__What is being asked__
Give every entry again, unchanged, and leave its images out.
**** Material to process
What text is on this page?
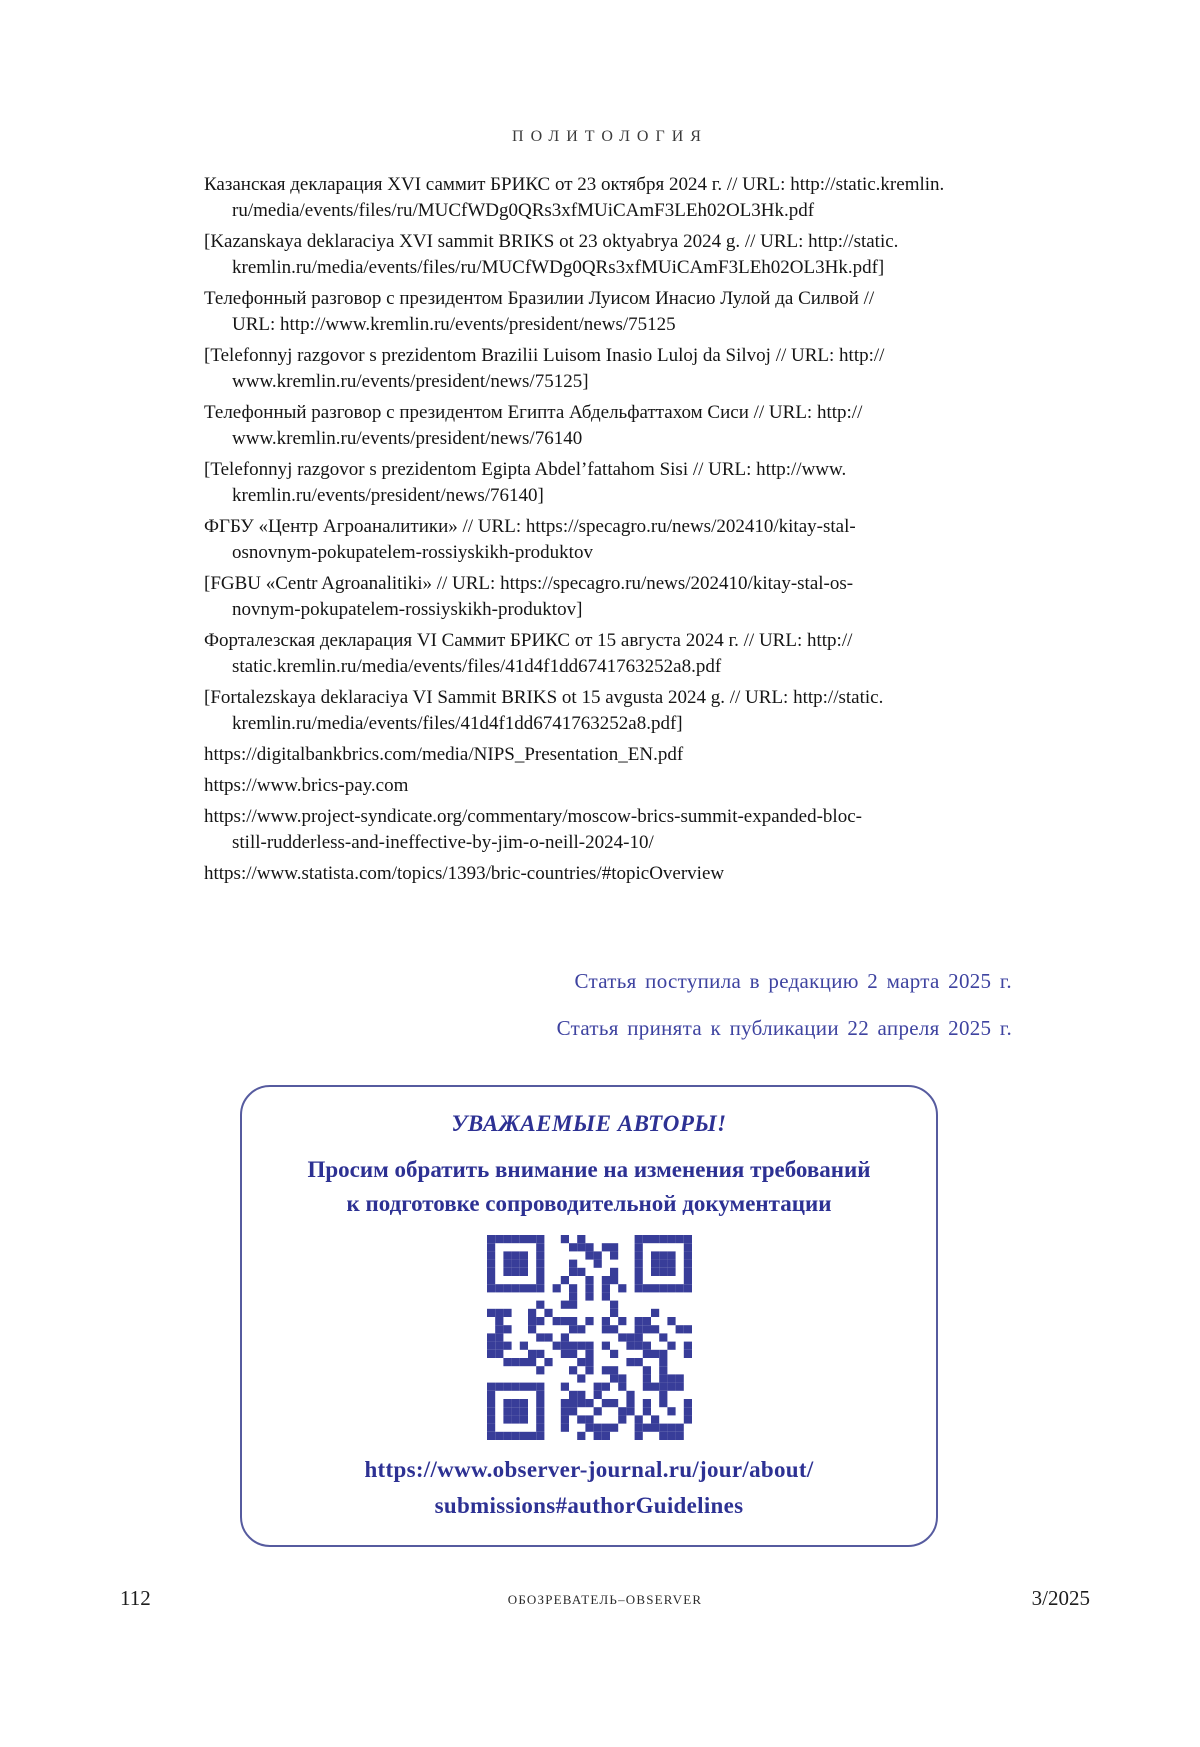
ПОЛИТОЛОГИЯ
Казанская декларация XVI саммит БРИКС от 23 октября 2024 г. // URL: http://static.kremlin.
ru/media/events/files/ru/MUCfWDg0QRs3xfMUiCAmF3LEh02OL3Hk.pdf
[Kazanskaya deklaraciya XVI sammit BRIKS ot 23 oktyabrya 2024 g. // URL: http://static.
kremlin.ru/media/events/files/ru/MUCfWDg0QRs3xfMUiCAmF3LEh02OL3Hk.pdf]
Телефонный разговор с президентом Бразилии Луисом Инасио Лулой да Силвой //
URL: http://www.kremlin.ru/events/president/news/75125
[Telefonnyj razgovor s prezidentom Brazilii Luisom Inasio Luloj da Silvoj // URL: http://
www.kremlin.ru/events/president/news/75125]
Телефонный разговор с президентом Египта Абдельфаттахом Сиси // URL: http://
www.kremlin.ru/events/president/news/76140
[Telefonnyj razgovor s prezidentom Egipta Abdel’fattahom Sisi // URL: http://www.
kremlin.ru/events/president/news/76140]
ФГБУ «Центр Агроаналитики» // URL: https://specagro.ru/news/202410/kitay-stal-
osnovnym-pokupatelem-rossiyskikh-produktov
[FGBU «Centr Agroanalitiki» // URL: https://specagro.ru/news/202410/kitay-stal-os-
novnym-pokupatelem-rossiyskikh-produktov]
Форталезская декларация VI Саммит БРИКС от 15 августа 2024 г. // URL: http://
static.kremlin.ru/media/events/files/41d4f1dd6741763252a8.pdf
[Fortalezskaya deklaraciya VI Sammit BRIKS ot 15 avgusta 2024 g. // URL: http://static.
kremlin.ru/media/events/files/41d4f1dd6741763252a8.pdf]
https://digitalbankbrics.com/media/NIPS_Presentation_EN.pdf
https://www.brics-pay.com
https://www.project-syndicate.org/commentary/moscow-brics-summit-expanded-bloc-
still-rudderless-and-ineffective-by-jim-o-neill-2024-10/
https://www.statista.com/topics/1393/bric-countries/#topicOverview
Статья поступила в редакцию 2 марта 2025 г.
Статья принята к публикации 22 апреля 2025 г.
УВАЖАЕМЫЕ АВТОРЫ!
Просим обратить внимание на изменения требований
к подготовке сопроводительной документации
https://www.observer-journal.ru/jour/about/
submissions#authorGuidelines
112	ОБОЗРЕВАТЕЛЬ–OBSERVER	3/2025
********
__The response__
What text is on this page?
ПОЛИТОЛОГИЯ
Казанская декларация XVI саммит БРИКС от 23 октября 2024 г. // URL: http://static.kremlin.
ru/media/events/files/ru/MUCfWDg0QRs3xfMUiCAmF3LEh02OL3Hk.pdf
[Kazanskaya deklaraciya XVI sammit BRIKS ot 23 oktyabrya 2024 g. // URL: http://static.
kremlin.ru/media/events/files/ru/MUCfWDg0QRs3xfMUiCAmF3LEh02OL3Hk.pdf]
Телефонный разговор с президентом Бразилии Луисом Инасио Лулой да Силвой //
URL: http://www.kremlin.ru/events/president/news/75125
[Telefonnyj razgovor s prezidentom Brazilii Luisom Inasio Luloj da Silvoj // URL: http://
www.kremlin.ru/events/president/news/75125]
Телефонный разговор с президентом Египта Абдельфаттахом Сиси // URL: http://
www.kremlin.ru/events/president/news/76140
[Telefonnyj razgovor s prezidentom Egipta Abdel’fattahom Sisi // URL: http://www.
kremlin.ru/events/president/news/76140]
ФГБУ «Центр Агроаналитики» // URL: https://specagro.ru/news/202410/kitay-stal-
osnovnym-pokupatelem-rossiyskikh-produktov
[FGBU «Centr Agroanalitiki» // URL: https://specagro.ru/news/202410/kitay-stal-os-
novnym-pokupatelem-rossiyskikh-produktov]
Форталезская декларация VI Саммит БРИКС от 15 августа 2024 г. // URL: http://
static.kremlin.ru/media/events/files/41d4f1dd6741763252a8.pdf
[Fortalezskaya deklaraciya VI Sammit BRIKS ot 15 avgusta 2024 g. // URL: http://static.
kremlin.ru/media/events/files/41d4f1dd6741763252a8.pdf]
https://digitalbankbrics.com/media/NIPS_Presentation_EN.pdf
https://www.brics-pay.com
https://www.project-syndicate.org/commentary/moscow-brics-summit-expanded-bloc-
still-rudderless-and-ineffective-by-jim-o-neill-2024-10/
https://www.statista.com/topics/1393/bric-countries/#topicOverview
Статья поступила в редакцию 2 марта 2025 г.
Статья принята к публикации 22 апреля 2025 г.
УВАЖАЕМЫЕ АВТОРЫ!
Просим обратить внимание на изменения требований
к подготовке сопроводительной документации
https://www.observer-journal.ru/jour/about/
submissions#authorGuidelines
112	ОБОЗРЕВАТЕЛЬ–OBSERVER	3/2025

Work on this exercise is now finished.